§ **Exercise details**
Please convert the lines of the items running from the line with "radio-existing-folders-label: Import into" to the line with "30, 397, 32]" into a numbered list, skipping any blank lines.

§ **Provided records**
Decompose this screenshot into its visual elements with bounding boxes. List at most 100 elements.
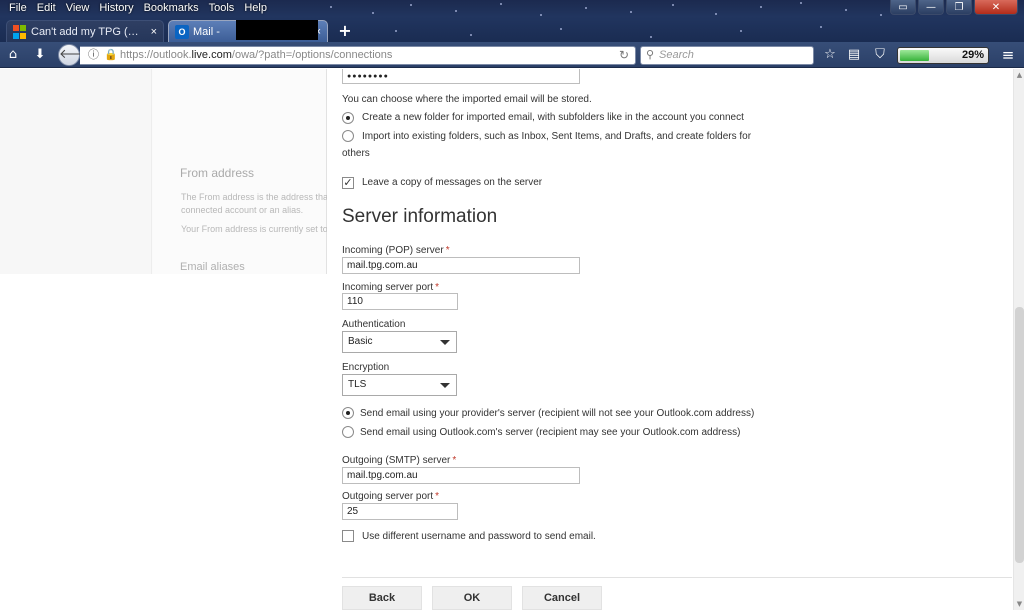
radio-existing-folders-label: Import into existing folders, such as In…	[362, 131, 752, 142]
outlook-icon: O	[175, 25, 189, 39]
required-mark: *	[435, 491, 440, 502]
outgoing-port-label: Outgoing server port *	[342, 491, 440, 502]
menu-file[interactable]: File	[4, 0, 32, 16]
star-decoration	[330, 6, 332, 8]
home-icon[interactable]: ⌂	[4, 46, 22, 64]
chevron-down-icon	[440, 383, 450, 388]
star-decoration	[500, 3, 502, 5]
radio-existing-folders[interactable]	[342, 130, 354, 142]
star-decoration	[820, 26, 822, 28]
server-info-heading: Server information	[342, 206, 498, 227]
bookmark-star-icon[interactable]: ☆	[821, 46, 839, 64]
redacted-area	[236, 20, 318, 40]
required-mark: *	[435, 282, 440, 293]
authentication-select[interactable]: Basic	[342, 331, 457, 353]
scroll-up-icon[interactable]: ▲	[1014, 71, 1024, 79]
menu-view[interactable]: View	[61, 0, 95, 16]
scroll-down-icon[interactable]: ▼	[1014, 600, 1024, 608]
star-decoration	[395, 30, 397, 32]
url-text: https://outlook.live.com/owa/?path=/opti…	[120, 49, 393, 61]
star-decoration	[585, 7, 587, 9]
email-aliases-title: Email aliases	[180, 261, 245, 271]
star-decoration	[372, 12, 374, 14]
radio-existing-folders-label-cont: others	[342, 148, 370, 159]
incoming-port-input[interactable]: 110	[342, 293, 458, 310]
different-credentials-checkbox[interactable]	[342, 530, 354, 542]
download-icon[interactable]: ⬇	[31, 46, 49, 64]
new-tab-button[interactable]: +	[336, 20, 354, 42]
window-restore-app-icon[interactable]: ▭	[890, 0, 916, 15]
radio-provider-server[interactable]	[342, 407, 354, 419]
radio-outlook-server-label: Send email using Outlook.com's server (r…	[360, 427, 741, 438]
minimize-button[interactable]: —	[918, 0, 944, 15]
radio-new-folder-label: Create a new folder for imported email, …	[362, 112, 744, 123]
window-controls: ▭ — ❐ ✕	[890, 0, 1018, 15]
ok-button[interactable]: OK	[432, 586, 512, 610]
star-decoration	[410, 4, 412, 6]
pocket-icon[interactable]: ⛉	[871, 46, 889, 64]
lock-icon: 🔒	[104, 49, 118, 61]
search-icon: ⚲	[646, 49, 655, 61]
star-decoration	[800, 2, 802, 4]
star-decoration	[455, 10, 457, 12]
leave-copy-checkbox[interactable]: ✓	[342, 177, 354, 189]
star-decoration	[845, 9, 847, 11]
close-window-button[interactable]: ✕	[974, 0, 1018, 15]
outgoing-port-input[interactable]: 25	[342, 503, 458, 520]
browser-titlebar: File Edit View History Bookmarks Tools H…	[0, 0, 1024, 42]
menu-tools[interactable]: Tools	[204, 0, 240, 16]
page-scrollbar[interactable]: ▲ ▼	[1013, 69, 1024, 610]
star-decoration	[470, 34, 472, 36]
radio-outlook-server[interactable]	[342, 426, 354, 438]
back-button[interactable]: 🡐	[58, 44, 94, 66]
radio-provider-server-label: Send email using your provider's server …	[360, 408, 755, 419]
star-decoration	[715, 13, 717, 15]
star-decoration	[630, 11, 632, 13]
required-mark: *	[445, 245, 450, 256]
star-decoration	[560, 28, 562, 30]
radio-new-folder[interactable]	[342, 112, 354, 124]
from-address-desc: connected account or an alias.	[181, 205, 304, 215]
password-field[interactable]: ●●●●●●●●	[342, 69, 580, 84]
hamburger-menu-icon[interactable]: ≡	[999, 46, 1017, 64]
star-decoration	[650, 36, 652, 38]
star-decoration	[740, 30, 742, 32]
menu-help[interactable]: Help	[239, 0, 272, 16]
menu-edit[interactable]: Edit	[32, 0, 61, 16]
reading-list-icon[interactable]: ▤	[845, 46, 863, 64]
tab-close-icon[interactable]: ×	[151, 21, 157, 42]
menu-bar: File Edit View History Bookmarks Tools H…	[0, 0, 272, 16]
battery-percent: 29%	[961, 49, 984, 61]
star-decoration	[880, 14, 882, 16]
scrollbar-thumb[interactable]	[1015, 307, 1024, 563]
address-bar[interactable]: ⓘ 🔒 https://outlook.live.com/owa/?path=/…	[80, 46, 636, 65]
required-mark: *	[452, 455, 457, 466]
incoming-server-input[interactable]: mail.tpg.com.au	[342, 257, 580, 274]
different-credentials-label: Use different username and password to s…	[362, 531, 596, 542]
menu-bookmarks[interactable]: Bookmarks	[139, 0, 204, 16]
back-form-button[interactable]: Back	[342, 586, 422, 610]
from-address-desc: The From address is the address that	[181, 192, 327, 202]
from-address-title: From address	[180, 166, 255, 180]
menu-history[interactable]: History	[94, 0, 138, 16]
chevron-down-icon	[440, 340, 450, 345]
search-box[interactable]: ⚲ Search	[640, 46, 814, 65]
encryption-select[interactable]: TLS	[342, 374, 457, 396]
incoming-port-label: Incoming server port *	[342, 282, 440, 293]
outlook-options-page: From address The From address is the add…	[0, 69, 1024, 610]
microsoft-logo-icon	[13, 25, 27, 39]
encryption-label: Encryption	[342, 362, 390, 373]
form-divider	[342, 577, 1012, 578]
encryption-value: TLS	[348, 379, 367, 390]
star-decoration	[672, 4, 674, 6]
outgoing-server-input[interactable]: mail.tpg.com.au	[342, 467, 580, 484]
maximize-button[interactable]: ❐	[946, 0, 972, 15]
tab-label: Can't add my TPG (ISP) ema	[31, 26, 141, 38]
cancel-button[interactable]: Cancel	[522, 586, 602, 610]
tab-tpg-question[interactable]: Can't add my TPG (ISP) ema ×	[6, 20, 164, 42]
storage-prompt: You can choose where the imported email …	[342, 94, 592, 105]
star-decoration	[540, 14, 542, 16]
battery-indicator: 29%	[897, 47, 989, 64]
reload-icon[interactable]: ↻	[619, 47, 629, 64]
info-icon[interactable]: ⓘ	[88, 47, 99, 64]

§ **Response**
1. radio-existing-folders-label: Import into existing folders, such as In…	[362, 131, 752, 142]
2. outlook-icon: O	[175, 25, 189, 39]
3. required-mark: *	[435, 491, 440, 502]
4. outgoing-port-label: Outgoing server port *	[342, 491, 440, 502]
5. menu-file[interactable]: File	[4, 0, 32, 16]
6. star-decoration	[330, 6, 332, 8]
7. home-icon[interactable]: ⌂	[4, 46, 22, 64]
8. chevron-down-icon	[440, 383, 450, 388]
9. star-decoration	[500, 3, 502, 5]
10. radio-existing-folders[interactable]	[342, 130, 354, 142]
11. star-decoration	[820, 26, 822, 28]
12. server-info-heading: Server information	[342, 206, 498, 227]
13. bookmark-star-icon[interactable]: ☆	[821, 46, 839, 64]
14. redacted-area	[236, 20, 318, 40]
15. required-mark: *	[435, 282, 440, 293]
16. authentication-select[interactable]: Basic	[342, 331, 457, 353]
17. scroll-up-icon[interactable]: ▲	[1014, 71, 1024, 79]
18. menu-view[interactable]: View	[61, 0, 95, 16]
19. scroll-down-icon[interactable]: ▼	[1014, 600, 1024, 608]
20. star-decoration	[395, 30, 397, 32]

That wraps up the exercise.